Extract

'k-diff sequences in a float array

Looking for an algorithm to find longest sequences (pairs, triplets, up to quadruplets) that are separated by a constant, non-integer difference k in a sorted array arr of floats. Is there an O(n) or better solution?

find_sequences(arr=[1.20, 2.00, 2.20, 2.31, 3.09, 3.43, 4.20, 5.30], k=1.10, tol=0.01)
# with tolerance of 1% of k, or 0.011, first sequence includes 2.31 but not 3.43
# [[1.20, 2.31], [2.00, 3.09, 4.20, 5.30]]

find_sequences(arr=[1.20, 2.00, 2.20, 2.31, 3.00, 3.10, 3.43, 4.20, 5.30], k=1.10, tol=0.02)
# tolerance of 2% allows in 3.43
# [[1.20, 2.31, 3.43], [2.00, 3.10, 4.20, 5.30]]

# alternatively, return indices - as you can see they're overlapping:
# [[0, 3, 6], [1, 5, 7, 8]]

Tolerance seems to be easy to implement through __eq__ constructor with np.isclose(), not worried too much about that. Mainly wondering if there's a one-pass solution.

There is distant similarity to Leetcode's #532 (K-diff Pairs in an Array) https://leetcode.com/problems/k-diff-pairs-in-an-array/

Thus far I came up with this pretty slow pandas solution.

def find_series(s, delta, btol, utol):
    """Finds delta-diff sequences in a float array.
    
    Algorithm:
    1) find all matching pairs (M0, M1)
    2) recursively find longer sequences.
    """
    
    # step 1: find all matching pairs
    m01 = []
    for idx, val in s.items():
        lower, upper = val + delta - btol, val + delta + utol
        is_match = s[idx:].between(lower, upper)
        if sum(is_match) == 1:
            m01.append([idx, is_match.idxmax()])
        elif sum(is_match) > 1:  # starting series and tolerances are picked to not allow this to happen
            print(f'multiple matches for {idx}:{val}')

Data entries

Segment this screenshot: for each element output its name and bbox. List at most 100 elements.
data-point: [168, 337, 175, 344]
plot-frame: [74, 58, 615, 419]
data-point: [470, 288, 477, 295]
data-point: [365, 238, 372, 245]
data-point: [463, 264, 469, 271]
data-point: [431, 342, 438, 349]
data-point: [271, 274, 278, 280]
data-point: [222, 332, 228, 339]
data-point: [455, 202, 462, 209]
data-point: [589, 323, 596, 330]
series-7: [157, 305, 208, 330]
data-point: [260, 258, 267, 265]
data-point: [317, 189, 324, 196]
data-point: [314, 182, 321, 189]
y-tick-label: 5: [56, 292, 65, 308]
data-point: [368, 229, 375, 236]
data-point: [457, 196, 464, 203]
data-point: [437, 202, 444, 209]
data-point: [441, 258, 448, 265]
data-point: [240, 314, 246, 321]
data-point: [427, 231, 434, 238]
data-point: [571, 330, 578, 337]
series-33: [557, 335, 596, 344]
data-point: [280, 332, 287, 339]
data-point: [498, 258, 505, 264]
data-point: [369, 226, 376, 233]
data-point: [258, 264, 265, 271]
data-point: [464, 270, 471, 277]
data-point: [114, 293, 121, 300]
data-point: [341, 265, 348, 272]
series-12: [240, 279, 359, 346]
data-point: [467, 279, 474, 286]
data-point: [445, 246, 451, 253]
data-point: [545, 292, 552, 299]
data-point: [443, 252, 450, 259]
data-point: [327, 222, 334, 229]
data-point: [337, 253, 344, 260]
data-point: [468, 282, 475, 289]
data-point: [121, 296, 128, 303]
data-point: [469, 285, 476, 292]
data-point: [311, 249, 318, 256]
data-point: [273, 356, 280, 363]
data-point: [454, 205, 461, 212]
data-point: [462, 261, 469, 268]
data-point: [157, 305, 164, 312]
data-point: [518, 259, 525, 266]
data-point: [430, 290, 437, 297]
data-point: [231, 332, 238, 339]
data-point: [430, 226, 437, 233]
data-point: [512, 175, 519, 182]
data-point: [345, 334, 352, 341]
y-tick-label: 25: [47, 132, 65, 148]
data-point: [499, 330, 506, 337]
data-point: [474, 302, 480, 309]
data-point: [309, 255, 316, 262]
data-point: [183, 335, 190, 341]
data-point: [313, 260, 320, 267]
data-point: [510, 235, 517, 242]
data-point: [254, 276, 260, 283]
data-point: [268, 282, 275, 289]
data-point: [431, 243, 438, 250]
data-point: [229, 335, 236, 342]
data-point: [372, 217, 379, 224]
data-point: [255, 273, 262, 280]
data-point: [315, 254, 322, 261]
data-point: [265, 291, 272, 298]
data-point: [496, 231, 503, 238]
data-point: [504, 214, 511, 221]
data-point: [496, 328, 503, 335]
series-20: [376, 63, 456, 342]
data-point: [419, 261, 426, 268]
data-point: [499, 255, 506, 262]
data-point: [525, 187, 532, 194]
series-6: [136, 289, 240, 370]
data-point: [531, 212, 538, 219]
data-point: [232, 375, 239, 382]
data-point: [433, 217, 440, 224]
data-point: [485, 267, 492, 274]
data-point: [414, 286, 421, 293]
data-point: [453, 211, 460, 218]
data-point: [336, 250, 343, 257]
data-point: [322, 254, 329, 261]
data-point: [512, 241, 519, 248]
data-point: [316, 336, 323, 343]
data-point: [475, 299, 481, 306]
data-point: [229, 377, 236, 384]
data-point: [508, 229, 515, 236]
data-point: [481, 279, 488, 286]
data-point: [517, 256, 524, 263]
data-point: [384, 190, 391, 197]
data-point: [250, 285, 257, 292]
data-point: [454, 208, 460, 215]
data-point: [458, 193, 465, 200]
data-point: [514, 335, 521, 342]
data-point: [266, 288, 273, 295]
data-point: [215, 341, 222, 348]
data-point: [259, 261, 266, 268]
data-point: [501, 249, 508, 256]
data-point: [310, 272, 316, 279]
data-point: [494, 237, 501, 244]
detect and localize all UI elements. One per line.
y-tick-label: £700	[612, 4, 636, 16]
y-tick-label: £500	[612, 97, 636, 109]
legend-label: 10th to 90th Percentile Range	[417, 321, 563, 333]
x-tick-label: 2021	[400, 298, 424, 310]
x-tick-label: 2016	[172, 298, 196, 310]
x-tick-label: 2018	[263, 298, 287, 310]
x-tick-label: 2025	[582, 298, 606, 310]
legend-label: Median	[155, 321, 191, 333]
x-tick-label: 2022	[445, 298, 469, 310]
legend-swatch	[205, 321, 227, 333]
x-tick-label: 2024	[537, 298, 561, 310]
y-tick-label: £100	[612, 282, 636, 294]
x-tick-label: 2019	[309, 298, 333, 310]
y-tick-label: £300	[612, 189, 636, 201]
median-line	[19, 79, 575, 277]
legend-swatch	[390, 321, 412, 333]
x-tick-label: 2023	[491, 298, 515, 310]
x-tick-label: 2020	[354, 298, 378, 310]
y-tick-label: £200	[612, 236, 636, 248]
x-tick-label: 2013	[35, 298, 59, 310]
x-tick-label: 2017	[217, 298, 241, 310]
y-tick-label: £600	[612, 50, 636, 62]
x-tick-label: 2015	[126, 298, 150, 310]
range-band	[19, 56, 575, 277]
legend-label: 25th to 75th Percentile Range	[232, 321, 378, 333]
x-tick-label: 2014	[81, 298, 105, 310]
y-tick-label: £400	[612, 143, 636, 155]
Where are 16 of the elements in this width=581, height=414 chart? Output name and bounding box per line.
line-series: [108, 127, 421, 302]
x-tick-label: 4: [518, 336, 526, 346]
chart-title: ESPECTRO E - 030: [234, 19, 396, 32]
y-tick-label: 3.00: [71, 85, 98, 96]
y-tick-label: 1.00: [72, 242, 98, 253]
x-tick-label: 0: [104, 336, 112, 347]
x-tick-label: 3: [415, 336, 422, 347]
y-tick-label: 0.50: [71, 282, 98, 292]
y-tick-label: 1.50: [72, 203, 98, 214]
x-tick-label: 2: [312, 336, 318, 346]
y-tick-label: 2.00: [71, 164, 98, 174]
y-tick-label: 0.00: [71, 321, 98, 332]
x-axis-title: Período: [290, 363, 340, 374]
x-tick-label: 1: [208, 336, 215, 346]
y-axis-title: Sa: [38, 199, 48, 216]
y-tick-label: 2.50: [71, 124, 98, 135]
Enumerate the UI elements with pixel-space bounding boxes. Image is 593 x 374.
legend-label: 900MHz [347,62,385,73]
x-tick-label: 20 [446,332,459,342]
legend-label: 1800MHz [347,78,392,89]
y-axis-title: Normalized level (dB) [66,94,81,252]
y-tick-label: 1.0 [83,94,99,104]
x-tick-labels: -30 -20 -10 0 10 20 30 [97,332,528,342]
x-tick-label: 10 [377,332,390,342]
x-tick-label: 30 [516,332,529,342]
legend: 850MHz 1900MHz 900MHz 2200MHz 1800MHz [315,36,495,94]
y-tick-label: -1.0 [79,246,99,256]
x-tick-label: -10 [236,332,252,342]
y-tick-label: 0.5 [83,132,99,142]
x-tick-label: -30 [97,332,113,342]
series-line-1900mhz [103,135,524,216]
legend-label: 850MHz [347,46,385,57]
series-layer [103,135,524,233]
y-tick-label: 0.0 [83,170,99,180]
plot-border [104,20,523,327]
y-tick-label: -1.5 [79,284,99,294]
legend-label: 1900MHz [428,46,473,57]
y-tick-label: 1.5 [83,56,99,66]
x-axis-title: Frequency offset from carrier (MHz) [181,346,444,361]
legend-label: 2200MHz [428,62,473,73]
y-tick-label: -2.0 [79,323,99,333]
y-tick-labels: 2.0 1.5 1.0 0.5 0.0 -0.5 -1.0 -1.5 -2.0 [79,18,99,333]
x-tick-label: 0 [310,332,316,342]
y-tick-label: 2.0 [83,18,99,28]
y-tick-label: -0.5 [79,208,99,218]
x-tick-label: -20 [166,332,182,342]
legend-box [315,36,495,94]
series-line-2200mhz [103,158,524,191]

Directive
Which LeetCode problem does the post on k-diff sequences call distantly similar to its task?

Result of this exercise
Leetcode's #532, K-diff Pairs in an Array.